= YOUR TASK =
Go through the data below and gather each line containing "United".

= INFORMATION SUPPLIED =
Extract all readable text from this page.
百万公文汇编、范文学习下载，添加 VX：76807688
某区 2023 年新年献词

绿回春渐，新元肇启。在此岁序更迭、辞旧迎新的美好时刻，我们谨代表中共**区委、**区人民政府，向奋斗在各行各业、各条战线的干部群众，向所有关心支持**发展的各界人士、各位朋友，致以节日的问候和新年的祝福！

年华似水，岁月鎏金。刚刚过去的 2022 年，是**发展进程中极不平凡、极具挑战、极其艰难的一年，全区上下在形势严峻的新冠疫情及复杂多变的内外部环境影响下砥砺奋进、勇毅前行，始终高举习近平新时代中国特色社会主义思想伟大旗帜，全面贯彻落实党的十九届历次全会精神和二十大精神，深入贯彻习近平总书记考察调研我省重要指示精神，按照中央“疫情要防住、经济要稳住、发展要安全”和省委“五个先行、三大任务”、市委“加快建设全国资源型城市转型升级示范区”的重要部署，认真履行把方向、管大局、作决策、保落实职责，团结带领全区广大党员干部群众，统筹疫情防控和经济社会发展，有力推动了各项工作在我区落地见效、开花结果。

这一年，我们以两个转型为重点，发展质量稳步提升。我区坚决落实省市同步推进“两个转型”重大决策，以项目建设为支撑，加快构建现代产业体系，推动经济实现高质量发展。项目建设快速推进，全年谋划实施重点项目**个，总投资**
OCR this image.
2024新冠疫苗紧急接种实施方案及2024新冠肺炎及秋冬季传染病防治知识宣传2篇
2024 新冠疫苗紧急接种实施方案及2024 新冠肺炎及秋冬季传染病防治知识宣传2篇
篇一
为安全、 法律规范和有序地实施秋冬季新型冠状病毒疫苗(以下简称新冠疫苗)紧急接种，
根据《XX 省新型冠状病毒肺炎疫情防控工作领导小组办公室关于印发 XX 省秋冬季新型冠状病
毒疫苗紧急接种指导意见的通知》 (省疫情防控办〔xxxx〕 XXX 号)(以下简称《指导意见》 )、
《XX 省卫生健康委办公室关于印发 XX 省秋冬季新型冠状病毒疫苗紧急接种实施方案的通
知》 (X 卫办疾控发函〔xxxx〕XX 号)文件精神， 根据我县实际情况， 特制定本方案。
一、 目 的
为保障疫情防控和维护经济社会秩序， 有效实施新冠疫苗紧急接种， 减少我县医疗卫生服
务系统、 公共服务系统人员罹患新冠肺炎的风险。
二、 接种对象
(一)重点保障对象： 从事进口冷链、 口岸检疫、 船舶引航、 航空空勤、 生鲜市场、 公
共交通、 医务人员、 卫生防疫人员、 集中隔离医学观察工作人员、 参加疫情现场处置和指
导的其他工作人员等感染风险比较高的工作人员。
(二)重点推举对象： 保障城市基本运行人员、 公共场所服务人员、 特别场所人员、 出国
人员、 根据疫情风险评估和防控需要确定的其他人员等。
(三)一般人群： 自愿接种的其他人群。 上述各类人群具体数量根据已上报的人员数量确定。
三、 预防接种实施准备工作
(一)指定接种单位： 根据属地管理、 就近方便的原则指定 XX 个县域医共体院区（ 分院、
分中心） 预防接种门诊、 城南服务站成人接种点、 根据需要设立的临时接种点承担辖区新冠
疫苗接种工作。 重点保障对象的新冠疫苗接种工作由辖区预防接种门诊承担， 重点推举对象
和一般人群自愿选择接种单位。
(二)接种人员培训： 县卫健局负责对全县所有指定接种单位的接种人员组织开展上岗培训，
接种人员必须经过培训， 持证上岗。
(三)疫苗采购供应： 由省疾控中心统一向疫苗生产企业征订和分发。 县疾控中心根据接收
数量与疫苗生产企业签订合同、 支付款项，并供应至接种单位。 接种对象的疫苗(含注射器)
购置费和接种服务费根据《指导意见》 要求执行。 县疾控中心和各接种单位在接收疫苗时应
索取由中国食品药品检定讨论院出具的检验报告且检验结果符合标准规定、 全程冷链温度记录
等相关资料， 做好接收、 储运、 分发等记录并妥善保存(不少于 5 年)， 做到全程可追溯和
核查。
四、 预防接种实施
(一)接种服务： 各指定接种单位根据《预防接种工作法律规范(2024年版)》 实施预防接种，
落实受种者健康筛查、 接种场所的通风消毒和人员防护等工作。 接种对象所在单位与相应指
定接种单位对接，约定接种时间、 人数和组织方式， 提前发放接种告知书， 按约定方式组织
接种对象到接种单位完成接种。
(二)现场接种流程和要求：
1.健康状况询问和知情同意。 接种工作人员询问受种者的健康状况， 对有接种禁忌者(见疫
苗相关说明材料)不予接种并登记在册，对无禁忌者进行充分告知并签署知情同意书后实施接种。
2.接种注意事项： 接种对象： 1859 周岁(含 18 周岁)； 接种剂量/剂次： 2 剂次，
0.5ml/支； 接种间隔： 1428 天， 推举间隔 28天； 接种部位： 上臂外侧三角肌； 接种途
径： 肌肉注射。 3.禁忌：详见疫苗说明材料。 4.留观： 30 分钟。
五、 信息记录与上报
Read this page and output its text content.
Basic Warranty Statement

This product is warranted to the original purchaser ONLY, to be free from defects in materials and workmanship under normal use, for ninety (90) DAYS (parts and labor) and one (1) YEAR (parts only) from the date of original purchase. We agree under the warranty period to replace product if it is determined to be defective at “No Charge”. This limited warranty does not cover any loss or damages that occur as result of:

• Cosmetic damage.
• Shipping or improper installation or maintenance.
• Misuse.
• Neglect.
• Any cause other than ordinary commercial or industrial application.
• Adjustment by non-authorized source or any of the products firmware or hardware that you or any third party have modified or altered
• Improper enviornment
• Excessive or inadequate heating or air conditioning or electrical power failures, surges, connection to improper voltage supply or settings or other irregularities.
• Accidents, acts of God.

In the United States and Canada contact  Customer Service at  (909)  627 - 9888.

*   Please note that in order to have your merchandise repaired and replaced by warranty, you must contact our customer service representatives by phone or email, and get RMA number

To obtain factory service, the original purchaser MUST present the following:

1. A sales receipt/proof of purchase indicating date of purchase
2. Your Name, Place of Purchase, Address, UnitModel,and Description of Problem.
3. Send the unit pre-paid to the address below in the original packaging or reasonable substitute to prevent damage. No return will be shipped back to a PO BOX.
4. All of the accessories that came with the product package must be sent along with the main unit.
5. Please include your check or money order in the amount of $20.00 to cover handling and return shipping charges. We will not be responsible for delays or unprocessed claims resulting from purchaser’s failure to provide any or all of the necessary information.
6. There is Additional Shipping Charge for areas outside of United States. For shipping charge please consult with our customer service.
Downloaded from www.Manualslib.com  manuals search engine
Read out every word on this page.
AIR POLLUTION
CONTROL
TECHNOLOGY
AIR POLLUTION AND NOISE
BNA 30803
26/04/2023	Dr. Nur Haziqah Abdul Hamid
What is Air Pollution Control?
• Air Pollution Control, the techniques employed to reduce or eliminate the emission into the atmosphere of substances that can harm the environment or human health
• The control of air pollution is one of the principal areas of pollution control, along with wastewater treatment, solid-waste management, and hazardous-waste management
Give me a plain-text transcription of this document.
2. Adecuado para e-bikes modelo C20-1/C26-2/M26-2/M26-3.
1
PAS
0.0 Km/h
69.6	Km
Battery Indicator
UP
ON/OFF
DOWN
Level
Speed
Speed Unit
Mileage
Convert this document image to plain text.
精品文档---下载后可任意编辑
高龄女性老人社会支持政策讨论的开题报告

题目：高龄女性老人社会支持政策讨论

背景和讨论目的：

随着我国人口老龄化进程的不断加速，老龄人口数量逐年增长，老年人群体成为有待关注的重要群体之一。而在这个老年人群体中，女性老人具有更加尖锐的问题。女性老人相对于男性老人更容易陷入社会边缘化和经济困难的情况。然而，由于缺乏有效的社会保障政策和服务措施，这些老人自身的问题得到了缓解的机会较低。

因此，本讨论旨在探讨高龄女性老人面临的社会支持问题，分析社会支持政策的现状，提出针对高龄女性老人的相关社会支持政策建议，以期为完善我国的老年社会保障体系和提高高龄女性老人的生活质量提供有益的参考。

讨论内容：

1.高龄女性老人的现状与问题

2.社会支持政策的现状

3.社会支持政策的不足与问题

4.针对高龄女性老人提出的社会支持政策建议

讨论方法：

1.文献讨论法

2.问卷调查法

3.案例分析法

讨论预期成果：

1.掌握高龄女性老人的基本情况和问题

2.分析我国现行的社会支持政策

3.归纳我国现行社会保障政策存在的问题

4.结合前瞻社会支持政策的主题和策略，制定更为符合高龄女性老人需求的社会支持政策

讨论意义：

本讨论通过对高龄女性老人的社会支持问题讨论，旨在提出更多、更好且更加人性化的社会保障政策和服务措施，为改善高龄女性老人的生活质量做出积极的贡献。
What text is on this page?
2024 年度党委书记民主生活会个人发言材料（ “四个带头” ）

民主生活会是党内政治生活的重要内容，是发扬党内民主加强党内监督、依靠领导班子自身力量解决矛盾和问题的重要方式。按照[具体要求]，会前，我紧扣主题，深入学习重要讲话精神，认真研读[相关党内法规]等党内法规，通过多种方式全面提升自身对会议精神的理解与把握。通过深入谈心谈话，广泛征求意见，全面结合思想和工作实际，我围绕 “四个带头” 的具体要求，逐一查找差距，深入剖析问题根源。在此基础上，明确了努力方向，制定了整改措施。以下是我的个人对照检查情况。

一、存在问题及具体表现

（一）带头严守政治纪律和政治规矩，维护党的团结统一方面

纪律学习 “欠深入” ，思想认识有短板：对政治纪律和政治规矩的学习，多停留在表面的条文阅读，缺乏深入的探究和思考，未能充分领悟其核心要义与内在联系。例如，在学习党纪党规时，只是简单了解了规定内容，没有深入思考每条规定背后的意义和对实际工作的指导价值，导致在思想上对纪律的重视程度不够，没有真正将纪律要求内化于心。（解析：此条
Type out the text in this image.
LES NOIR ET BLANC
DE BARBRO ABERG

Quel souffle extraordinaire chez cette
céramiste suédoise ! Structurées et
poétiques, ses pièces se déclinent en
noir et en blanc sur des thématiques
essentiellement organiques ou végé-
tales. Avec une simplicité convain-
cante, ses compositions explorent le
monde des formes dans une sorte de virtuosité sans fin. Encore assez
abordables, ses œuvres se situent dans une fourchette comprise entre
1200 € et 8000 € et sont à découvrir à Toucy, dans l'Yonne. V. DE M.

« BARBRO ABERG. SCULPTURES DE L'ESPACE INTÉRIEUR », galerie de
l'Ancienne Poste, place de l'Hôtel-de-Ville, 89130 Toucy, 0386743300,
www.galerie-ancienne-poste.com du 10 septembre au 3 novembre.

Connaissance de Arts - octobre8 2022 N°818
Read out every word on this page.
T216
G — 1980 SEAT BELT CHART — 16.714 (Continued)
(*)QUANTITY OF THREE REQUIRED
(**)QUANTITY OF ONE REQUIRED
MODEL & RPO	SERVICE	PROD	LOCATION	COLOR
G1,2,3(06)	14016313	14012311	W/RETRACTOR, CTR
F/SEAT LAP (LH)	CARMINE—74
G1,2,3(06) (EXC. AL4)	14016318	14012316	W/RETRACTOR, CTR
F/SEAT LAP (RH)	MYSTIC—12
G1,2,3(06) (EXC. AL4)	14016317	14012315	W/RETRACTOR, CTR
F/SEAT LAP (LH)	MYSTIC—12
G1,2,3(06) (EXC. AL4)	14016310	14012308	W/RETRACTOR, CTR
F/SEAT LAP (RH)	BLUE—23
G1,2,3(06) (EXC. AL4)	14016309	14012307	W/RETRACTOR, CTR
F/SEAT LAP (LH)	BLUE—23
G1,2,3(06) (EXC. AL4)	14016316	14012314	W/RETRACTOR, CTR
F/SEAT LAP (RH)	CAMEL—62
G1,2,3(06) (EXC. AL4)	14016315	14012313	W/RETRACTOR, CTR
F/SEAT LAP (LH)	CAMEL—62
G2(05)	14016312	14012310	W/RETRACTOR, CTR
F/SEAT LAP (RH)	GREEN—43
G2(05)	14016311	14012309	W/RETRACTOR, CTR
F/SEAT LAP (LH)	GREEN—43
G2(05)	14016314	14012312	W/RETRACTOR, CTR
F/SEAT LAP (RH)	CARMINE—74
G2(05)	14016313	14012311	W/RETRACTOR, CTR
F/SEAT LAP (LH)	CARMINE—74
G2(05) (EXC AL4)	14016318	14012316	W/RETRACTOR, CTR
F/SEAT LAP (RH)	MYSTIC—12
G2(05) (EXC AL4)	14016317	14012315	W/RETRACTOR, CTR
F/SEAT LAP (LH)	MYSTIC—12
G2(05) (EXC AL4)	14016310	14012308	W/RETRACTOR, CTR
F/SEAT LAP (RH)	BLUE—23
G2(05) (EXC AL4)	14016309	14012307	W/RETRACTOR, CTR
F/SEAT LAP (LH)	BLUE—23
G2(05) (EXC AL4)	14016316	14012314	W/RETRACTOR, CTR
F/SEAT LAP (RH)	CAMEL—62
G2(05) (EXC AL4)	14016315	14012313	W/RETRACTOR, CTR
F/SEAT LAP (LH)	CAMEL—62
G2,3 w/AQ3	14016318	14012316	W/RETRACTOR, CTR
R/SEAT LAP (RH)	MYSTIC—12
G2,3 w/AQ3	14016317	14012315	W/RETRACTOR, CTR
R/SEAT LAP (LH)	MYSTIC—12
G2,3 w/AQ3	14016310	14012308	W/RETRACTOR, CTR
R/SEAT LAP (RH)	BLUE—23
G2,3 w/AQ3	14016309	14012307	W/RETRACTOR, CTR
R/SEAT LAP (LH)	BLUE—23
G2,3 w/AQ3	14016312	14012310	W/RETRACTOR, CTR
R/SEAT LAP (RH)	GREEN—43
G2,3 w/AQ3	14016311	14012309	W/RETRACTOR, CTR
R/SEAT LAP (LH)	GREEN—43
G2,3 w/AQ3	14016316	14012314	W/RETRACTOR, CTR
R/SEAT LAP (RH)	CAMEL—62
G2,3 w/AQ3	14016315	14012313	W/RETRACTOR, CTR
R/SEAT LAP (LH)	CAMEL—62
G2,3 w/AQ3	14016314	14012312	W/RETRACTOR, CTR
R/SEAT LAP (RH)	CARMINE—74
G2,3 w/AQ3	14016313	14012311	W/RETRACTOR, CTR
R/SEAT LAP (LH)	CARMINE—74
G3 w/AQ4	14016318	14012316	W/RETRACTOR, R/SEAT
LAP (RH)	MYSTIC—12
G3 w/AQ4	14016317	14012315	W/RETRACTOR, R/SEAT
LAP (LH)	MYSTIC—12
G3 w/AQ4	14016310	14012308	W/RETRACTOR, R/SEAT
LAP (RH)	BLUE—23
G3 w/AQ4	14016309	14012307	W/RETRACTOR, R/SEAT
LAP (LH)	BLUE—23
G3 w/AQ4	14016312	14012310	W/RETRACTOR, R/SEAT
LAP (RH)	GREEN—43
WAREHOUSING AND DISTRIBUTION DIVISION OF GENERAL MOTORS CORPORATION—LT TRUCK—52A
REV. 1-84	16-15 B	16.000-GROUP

= ANSWER =
In the United States and Canada contact  Customer Service at  (909)  627 - 9888.
6. There is Additional Shipping Charge for areas outside of United States. For shipping charge please consult with our customer service.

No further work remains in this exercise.